_THE INPUT_:
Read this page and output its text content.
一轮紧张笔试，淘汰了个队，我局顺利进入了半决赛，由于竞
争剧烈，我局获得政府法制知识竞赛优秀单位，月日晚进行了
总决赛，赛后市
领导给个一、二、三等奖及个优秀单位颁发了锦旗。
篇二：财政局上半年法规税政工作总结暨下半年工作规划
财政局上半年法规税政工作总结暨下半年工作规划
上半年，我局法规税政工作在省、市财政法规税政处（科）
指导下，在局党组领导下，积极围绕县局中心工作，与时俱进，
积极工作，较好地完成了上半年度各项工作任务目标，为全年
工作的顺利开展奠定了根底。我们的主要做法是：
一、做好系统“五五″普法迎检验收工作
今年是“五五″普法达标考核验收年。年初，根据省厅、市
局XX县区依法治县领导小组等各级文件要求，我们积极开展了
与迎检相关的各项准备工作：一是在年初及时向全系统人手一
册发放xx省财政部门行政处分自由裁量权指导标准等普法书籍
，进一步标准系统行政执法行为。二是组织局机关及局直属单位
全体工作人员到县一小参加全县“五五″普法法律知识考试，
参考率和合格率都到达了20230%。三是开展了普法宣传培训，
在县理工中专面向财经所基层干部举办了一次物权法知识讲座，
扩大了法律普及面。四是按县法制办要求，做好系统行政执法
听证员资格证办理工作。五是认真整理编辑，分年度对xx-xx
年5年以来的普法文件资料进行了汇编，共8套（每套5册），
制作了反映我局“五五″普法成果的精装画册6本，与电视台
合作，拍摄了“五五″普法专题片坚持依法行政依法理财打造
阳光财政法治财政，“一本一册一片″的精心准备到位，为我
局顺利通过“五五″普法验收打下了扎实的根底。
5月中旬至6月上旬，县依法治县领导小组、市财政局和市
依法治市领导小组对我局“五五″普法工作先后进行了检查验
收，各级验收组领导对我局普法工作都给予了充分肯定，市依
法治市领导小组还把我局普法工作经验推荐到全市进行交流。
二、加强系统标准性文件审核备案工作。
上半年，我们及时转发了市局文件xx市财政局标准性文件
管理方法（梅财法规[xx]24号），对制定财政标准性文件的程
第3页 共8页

_EXERCISE PROMPT_: Above are the records; copy every line in them that holds the word "财政局上半年法规税政工作总结暨下半年工作规划".

_CORRECT RESPONSE_:
篇二：财政局上半年法规税政工作总结暨下半年工作规划
财政局上半年法规税政工作总结暨下半年工作规划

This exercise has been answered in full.